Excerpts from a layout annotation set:
[Begin]

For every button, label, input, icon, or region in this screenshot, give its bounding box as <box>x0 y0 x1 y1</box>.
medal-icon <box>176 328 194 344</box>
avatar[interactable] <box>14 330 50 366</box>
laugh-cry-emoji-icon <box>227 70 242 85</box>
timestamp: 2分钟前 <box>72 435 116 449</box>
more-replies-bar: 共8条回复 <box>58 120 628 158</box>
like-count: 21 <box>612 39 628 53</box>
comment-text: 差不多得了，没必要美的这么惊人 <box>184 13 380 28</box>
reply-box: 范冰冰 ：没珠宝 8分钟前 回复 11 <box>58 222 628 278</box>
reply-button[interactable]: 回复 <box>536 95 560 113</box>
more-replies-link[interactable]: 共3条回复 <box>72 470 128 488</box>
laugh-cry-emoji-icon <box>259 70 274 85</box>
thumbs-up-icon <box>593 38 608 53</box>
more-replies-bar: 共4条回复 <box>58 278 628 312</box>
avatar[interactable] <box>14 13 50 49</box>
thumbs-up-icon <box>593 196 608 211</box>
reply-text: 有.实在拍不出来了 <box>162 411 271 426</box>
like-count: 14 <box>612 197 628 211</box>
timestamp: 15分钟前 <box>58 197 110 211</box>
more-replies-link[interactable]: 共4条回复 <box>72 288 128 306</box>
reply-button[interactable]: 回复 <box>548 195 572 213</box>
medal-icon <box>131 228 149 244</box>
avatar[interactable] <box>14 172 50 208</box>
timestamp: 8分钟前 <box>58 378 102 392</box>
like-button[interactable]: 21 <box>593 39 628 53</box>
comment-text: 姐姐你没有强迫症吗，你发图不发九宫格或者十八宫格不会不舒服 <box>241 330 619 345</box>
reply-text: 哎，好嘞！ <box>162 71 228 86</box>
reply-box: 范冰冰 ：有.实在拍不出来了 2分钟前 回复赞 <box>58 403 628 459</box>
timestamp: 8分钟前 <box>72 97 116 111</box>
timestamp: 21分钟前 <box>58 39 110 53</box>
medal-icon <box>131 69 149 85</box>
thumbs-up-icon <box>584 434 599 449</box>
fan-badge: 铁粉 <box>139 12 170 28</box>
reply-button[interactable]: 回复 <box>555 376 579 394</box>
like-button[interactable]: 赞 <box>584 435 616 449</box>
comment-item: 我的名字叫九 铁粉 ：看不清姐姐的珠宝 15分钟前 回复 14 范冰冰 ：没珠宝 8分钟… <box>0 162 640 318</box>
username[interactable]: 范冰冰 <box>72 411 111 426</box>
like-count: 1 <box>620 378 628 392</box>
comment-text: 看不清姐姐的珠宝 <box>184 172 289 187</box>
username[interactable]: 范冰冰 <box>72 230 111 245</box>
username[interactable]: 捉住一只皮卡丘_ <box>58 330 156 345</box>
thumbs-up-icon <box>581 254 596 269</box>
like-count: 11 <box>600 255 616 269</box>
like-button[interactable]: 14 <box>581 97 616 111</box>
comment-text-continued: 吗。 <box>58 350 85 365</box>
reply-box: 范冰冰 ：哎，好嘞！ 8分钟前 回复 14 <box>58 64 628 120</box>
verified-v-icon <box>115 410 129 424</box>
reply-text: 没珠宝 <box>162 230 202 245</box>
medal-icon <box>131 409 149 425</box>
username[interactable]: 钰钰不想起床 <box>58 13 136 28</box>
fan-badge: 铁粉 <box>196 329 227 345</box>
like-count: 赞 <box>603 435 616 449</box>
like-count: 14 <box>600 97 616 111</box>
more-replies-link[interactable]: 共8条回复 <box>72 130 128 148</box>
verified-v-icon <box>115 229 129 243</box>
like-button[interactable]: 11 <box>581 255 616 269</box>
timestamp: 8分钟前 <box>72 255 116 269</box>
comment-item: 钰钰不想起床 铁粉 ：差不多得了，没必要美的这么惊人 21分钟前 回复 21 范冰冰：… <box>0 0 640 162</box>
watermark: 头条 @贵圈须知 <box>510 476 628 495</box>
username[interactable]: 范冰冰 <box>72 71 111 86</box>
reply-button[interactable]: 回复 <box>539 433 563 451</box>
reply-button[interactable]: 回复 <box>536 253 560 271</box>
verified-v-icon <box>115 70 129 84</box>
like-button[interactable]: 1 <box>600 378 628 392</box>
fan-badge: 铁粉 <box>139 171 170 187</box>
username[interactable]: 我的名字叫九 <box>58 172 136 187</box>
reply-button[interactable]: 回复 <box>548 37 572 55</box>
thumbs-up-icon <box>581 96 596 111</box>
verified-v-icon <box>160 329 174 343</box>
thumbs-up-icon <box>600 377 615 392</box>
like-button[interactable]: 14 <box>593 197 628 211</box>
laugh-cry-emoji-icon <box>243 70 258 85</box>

[End]

- [Task requirements]: Reproduce the material verbatim, starting at its first line and ending with the line that contains "like-count: 1 <box>620 378 628 392</box>", with both of those lines included.

- [Answer to the task]:
For every button, label, input, icon, or region in this screenshot, give its bounding box as <box>x0 y0 x1 y1</box>.
medal-icon <box>176 328 194 344</box>
avatar[interactable] <box>14 330 50 366</box>
laugh-cry-emoji-icon <box>227 70 242 85</box>
timestamp: 2分钟前 <box>72 435 116 449</box>
more-replies-bar: 共8条回复 <box>58 120 628 158</box>
like-count: 21 <box>612 39 628 53</box>
comment-text: 差不多得了，没必要美的这么惊人 <box>184 13 380 28</box>
reply-box: 范冰冰 ：没珠宝 8分钟前 回复 11 <box>58 222 628 278</box>
reply-button[interactable]: 回复 <box>536 95 560 113</box>
more-replies-link[interactable]: 共3条回复 <box>72 470 128 488</box>
laugh-cry-emoji-icon <box>259 70 274 85</box>
thumbs-up-icon <box>593 38 608 53</box>
more-replies-bar: 共4条回复 <box>58 278 628 312</box>
avatar[interactable] <box>14 13 50 49</box>
thumbs-up-icon <box>593 196 608 211</box>
reply-text: 有.实在拍不出来了 <box>162 411 271 426</box>
like-count: 14 <box>612 197 628 211</box>
timestamp: 15分钟前 <box>58 197 110 211</box>
more-replies-link[interactable]: 共4条回复 <box>72 288 128 306</box>
reply-button[interactable]: 回复 <box>548 195 572 213</box>
medal-icon <box>131 228 149 244</box>
avatar[interactable] <box>14 172 50 208</box>
timestamp: 8分钟前 <box>58 378 102 392</box>
like-button[interactable]: 21 <box>593 39 628 53</box>
comment-text: 姐姐你没有强迫症吗，你发图不发九宫格或者十八宫格不会不舒服 <box>241 330 619 345</box>
reply-text: 哎，好嘞！ <box>162 71 228 86</box>
reply-box: 范冰冰 ：有.实在拍不出来了 2分钟前 回复赞 <box>58 403 628 459</box>
timestamp: 8分钟前 <box>72 97 116 111</box>
timestamp: 21分钟前 <box>58 39 110 53</box>
medal-icon <box>131 69 149 85</box>
thumbs-up-icon <box>584 434 599 449</box>
fan-badge: 铁粉 <box>139 12 170 28</box>
reply-button[interactable]: 回复 <box>555 376 579 394</box>
like-button[interactable]: 赞 <box>584 435 616 449</box>
comment-item: 我的名字叫九 铁粉 ：看不清姐姐的珠宝 15分钟前 回复 14 范冰冰 ：没珠宝 8分钟… <box>0 162 640 318</box>
username[interactable]: 范冰冰 <box>72 411 111 426</box>
like-count: 1 <box>620 378 628 392</box>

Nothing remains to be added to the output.